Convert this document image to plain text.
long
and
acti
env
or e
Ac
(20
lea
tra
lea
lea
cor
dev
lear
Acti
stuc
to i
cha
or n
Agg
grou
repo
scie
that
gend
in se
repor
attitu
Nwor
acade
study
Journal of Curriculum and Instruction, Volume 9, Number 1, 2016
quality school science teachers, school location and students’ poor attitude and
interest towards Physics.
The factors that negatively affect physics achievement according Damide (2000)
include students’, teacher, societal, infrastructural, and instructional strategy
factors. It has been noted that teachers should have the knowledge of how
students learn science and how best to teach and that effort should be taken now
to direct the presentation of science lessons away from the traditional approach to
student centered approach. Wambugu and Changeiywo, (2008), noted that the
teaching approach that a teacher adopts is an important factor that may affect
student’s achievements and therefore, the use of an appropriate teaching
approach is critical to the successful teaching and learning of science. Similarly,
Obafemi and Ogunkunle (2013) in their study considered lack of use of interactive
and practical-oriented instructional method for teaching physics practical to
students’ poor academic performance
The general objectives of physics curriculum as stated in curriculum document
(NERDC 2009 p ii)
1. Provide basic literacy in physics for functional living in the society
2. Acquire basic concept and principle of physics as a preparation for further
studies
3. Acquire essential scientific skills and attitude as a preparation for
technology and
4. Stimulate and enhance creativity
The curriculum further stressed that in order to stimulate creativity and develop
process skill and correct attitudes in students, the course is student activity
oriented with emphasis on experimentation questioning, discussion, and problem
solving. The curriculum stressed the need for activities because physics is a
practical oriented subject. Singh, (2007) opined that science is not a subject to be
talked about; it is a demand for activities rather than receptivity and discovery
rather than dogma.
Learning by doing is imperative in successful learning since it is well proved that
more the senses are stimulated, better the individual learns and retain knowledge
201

__________________________________________________

Check each line of the listing above for the string "stressed", then report only how many lines have it.

» **THE SOLUTION**
2